*Exercise instructions:*
Provide the count of lines that hold "marker" and no other output.

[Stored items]
————
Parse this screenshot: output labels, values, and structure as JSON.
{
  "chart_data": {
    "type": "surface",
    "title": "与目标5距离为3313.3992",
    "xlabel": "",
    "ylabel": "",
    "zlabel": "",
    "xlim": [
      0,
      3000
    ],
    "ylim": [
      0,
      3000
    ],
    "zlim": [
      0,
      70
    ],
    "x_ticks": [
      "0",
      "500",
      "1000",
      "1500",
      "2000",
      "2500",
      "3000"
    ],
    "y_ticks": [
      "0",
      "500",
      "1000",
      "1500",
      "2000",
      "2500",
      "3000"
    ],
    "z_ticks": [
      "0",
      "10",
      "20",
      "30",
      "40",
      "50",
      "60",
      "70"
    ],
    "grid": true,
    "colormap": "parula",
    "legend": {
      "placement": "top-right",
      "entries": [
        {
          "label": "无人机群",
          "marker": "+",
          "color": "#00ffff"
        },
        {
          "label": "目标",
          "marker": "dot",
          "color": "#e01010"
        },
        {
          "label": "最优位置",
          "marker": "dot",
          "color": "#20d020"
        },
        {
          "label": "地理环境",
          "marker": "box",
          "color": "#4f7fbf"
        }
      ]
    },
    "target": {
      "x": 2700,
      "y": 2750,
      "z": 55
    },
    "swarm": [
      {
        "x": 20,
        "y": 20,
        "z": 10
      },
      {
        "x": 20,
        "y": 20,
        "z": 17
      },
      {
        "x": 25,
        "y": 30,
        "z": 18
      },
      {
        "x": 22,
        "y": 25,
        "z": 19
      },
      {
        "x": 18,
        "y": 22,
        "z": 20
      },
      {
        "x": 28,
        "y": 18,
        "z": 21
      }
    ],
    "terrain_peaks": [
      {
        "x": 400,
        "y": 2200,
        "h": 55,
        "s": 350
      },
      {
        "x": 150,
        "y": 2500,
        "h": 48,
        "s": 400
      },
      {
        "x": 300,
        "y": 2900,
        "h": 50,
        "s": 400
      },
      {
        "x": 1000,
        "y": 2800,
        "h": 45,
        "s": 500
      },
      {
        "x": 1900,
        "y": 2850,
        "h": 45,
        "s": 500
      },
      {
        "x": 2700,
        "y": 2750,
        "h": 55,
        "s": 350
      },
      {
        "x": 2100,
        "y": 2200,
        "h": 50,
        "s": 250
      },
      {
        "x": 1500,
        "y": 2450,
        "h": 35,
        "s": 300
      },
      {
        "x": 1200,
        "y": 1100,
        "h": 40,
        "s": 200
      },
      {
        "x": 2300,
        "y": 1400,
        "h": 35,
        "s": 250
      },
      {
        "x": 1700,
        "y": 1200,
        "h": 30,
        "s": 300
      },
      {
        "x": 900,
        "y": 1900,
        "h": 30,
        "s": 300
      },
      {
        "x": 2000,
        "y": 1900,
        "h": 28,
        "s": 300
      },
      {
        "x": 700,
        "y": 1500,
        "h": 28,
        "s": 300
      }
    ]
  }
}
————
*Reply to the exercise:*
4